A juíza da Vara de Ação Civil Pública e Ação Popular do Tribunal de Justiça (TJMT), Celia Vidotti, extinguiu um processo judicial onde o Sindicato dos Hoteis, Bares e Similares de Várzea Grande pedia que estes tipos de estabelecimentos fossem “blindados” de processos na pandemia do novo coronavírus (Covid-19). A decisão é do último dia 2 de fevereiro.

A extinção sem resolução do mérito, conforme determinada pela juíza Celia Vidotti, obriga o autor da ação – neste caso, o Sindicato dos Hoteis e Bares -, a entrar com uma nova ação na Justiça, e passar por todas as fases processuais.

Em sua decisão, a juíza Celia Vidotti explicou que o Sindicato dos Hoteis, Bares e Similares de Várzea Grande não possui registro no Ministério do Trabalho, o que o torna ilegítimo para patrocinar ações judiciais desta natureza.

“Verifica-se que o requerente deixou de comprovar a sua regularidade e legitimidade para o ajuizamento desta ação, o que impede seu prosseguimento”, explicou a magistrada.

De acordo com informações do processo, o sindicato patronal buscava na Justiça que o 2.º Serviço Notarial e Registral de Várzea Grande não realizasse o registro de protestos contra os estabelecimentos comerciais representados pelo sindicato. O órgão possui competência para estes feitos na Cidade Industrial.

## Questão 1
Segundo o texto sobre a ação do sindicato de Várzea Grande, qual é o motivo que torna o sindicato ilegítimo para patrocinar ações judiciais desse tipo?
## Questão 2
Escreva a continuação do texto sobre a ação do sindicato de Várzea Grande, a partir do ponto em que ele termina.

## Conjunto de dados
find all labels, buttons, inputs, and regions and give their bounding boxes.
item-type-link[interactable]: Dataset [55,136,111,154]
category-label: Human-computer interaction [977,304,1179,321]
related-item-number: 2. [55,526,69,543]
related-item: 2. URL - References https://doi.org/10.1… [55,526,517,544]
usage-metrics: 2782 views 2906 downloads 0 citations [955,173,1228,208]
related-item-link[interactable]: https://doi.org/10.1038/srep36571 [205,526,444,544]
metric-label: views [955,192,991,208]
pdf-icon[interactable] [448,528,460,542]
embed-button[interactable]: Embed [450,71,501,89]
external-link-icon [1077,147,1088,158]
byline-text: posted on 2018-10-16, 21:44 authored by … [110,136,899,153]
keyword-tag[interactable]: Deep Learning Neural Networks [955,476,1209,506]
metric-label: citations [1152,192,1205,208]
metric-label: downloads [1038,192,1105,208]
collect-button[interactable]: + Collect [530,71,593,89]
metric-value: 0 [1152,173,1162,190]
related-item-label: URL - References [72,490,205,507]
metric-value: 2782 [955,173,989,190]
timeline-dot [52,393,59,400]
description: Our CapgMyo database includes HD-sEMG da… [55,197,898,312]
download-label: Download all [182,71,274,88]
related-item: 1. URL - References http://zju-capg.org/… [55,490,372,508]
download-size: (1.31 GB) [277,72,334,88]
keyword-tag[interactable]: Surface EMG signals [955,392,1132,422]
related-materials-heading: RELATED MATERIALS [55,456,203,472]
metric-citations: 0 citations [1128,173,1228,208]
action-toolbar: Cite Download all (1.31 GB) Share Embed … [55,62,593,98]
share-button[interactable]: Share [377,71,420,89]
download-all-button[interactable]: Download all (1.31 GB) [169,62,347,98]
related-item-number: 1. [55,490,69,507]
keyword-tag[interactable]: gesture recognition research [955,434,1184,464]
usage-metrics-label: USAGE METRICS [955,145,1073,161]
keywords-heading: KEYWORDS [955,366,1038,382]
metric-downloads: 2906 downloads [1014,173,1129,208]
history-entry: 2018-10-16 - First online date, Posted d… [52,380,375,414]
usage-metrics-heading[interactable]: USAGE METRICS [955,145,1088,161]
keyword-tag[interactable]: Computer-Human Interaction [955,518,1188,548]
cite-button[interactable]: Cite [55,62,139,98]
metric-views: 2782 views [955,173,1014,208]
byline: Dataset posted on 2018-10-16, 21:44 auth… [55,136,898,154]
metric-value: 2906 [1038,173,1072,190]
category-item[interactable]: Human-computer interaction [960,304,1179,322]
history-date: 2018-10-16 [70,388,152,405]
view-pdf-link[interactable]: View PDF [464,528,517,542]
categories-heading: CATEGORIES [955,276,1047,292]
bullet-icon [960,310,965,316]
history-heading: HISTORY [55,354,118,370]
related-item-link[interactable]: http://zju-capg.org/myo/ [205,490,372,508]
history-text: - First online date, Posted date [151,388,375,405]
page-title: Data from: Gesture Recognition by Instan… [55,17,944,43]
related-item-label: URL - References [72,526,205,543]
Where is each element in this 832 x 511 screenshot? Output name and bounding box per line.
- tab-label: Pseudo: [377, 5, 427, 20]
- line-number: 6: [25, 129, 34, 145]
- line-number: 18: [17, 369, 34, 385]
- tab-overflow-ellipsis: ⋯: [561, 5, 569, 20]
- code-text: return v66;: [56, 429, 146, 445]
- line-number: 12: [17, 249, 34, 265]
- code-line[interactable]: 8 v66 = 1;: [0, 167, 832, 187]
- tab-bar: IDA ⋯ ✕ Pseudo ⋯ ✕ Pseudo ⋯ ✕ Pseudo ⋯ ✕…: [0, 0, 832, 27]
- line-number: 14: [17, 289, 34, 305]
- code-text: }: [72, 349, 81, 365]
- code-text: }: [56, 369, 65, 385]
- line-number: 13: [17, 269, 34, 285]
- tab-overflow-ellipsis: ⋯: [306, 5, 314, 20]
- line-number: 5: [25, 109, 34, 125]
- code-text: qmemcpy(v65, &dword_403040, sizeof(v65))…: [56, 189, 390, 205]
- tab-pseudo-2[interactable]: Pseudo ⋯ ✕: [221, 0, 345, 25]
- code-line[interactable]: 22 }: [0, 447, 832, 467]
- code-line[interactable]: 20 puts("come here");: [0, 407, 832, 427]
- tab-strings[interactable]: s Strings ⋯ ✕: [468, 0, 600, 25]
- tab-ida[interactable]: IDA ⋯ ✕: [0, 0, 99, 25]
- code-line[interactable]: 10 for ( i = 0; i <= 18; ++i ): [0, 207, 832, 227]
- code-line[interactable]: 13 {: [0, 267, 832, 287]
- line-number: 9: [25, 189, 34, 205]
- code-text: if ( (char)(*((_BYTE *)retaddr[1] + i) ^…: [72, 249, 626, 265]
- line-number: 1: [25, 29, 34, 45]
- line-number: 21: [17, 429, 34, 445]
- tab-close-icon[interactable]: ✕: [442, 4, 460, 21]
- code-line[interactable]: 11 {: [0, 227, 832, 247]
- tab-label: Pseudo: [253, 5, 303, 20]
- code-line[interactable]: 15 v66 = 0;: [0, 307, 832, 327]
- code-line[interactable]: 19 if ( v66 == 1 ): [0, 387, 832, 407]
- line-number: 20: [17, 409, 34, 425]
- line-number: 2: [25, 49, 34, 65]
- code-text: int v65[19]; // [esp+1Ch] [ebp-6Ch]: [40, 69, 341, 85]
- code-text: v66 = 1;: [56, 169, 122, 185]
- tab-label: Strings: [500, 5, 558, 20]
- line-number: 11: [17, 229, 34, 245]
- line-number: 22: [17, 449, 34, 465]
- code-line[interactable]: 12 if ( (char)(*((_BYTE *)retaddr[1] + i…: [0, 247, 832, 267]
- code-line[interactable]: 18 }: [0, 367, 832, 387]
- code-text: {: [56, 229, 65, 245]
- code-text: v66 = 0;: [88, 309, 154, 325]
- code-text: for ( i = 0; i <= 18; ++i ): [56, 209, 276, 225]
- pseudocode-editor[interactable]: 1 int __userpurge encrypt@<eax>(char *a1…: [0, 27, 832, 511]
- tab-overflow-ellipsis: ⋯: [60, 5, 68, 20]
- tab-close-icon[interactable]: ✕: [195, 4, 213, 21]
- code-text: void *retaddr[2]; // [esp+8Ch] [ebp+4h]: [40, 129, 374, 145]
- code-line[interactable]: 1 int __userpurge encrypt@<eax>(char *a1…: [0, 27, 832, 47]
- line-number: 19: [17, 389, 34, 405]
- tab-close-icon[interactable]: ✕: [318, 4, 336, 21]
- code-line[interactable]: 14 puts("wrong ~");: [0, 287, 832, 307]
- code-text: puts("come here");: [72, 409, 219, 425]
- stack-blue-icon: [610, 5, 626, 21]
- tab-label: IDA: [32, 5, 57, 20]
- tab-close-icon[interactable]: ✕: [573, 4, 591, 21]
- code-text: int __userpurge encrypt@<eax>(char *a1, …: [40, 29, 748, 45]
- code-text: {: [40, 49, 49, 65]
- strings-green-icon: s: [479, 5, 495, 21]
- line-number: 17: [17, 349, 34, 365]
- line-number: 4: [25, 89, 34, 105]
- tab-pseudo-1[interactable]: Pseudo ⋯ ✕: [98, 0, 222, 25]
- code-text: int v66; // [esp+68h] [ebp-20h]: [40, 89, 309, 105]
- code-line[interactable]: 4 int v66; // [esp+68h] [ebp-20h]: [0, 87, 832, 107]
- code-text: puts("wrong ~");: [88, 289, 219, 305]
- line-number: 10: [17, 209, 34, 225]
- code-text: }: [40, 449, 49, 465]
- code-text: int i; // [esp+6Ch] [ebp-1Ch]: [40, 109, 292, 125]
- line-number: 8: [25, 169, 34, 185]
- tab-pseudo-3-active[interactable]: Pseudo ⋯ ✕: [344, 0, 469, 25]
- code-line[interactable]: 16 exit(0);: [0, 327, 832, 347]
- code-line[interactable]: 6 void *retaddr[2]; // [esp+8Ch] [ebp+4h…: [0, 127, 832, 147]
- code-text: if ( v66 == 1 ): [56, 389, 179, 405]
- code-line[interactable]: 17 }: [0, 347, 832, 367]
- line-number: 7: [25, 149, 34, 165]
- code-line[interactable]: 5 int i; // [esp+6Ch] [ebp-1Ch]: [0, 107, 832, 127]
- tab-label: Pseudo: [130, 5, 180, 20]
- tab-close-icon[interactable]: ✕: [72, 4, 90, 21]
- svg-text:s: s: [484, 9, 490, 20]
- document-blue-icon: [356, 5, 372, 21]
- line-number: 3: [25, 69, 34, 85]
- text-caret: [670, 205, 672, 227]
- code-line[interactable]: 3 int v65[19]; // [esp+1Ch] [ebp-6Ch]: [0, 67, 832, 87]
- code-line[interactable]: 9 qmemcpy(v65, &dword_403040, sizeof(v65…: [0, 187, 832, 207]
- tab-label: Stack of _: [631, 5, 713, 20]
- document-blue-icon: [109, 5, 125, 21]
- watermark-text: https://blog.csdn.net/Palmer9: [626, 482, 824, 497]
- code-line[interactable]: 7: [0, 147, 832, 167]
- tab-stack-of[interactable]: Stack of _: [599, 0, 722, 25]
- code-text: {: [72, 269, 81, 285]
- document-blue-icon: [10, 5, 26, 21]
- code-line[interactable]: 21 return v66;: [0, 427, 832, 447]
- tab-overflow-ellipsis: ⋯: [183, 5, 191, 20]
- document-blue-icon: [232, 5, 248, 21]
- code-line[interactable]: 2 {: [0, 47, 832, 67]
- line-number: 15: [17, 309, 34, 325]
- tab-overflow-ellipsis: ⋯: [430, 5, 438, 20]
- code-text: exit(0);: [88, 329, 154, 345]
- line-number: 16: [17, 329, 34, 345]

## Resposta 1
O sindicato não possui registro no Ministério do Trabalho.

## Resposta 2
“Em razão da situação de calamidade pública decorrente do reconhecimento da pandemia provocada pelo novo coronavirus – Covid-19, muitos setores da economia sofreram a paralisação de suas atividades, pois, dentre as medidas adotadas para conter a contaminação, está o isolamento social”, contam os autos.

Numa decisão anterior, a juíza Celia Vidotti já havia explicado que os protestos já tiveram os prazos suspensos na época de propositura da ação judicial, no início de 2020 – incluindo futuros processos judiciais que iniciaram com protestos administrativos, e eventuais inscrições em programas de proteção ao crédito por falta de pagamento de fornecedores ou serviços.

“Desse modo, nenhum protesto e, por consequência, a comunicação aos órgãos de proteção ao crédito foi ou será realizado enquanto perdurar a suspensão dos prazos, de acordo com as normativas expedidas pelo Conselho Nacional de Justiça e pela Egrégia Corregedoria Geral de Justiça de Mato Grosso”.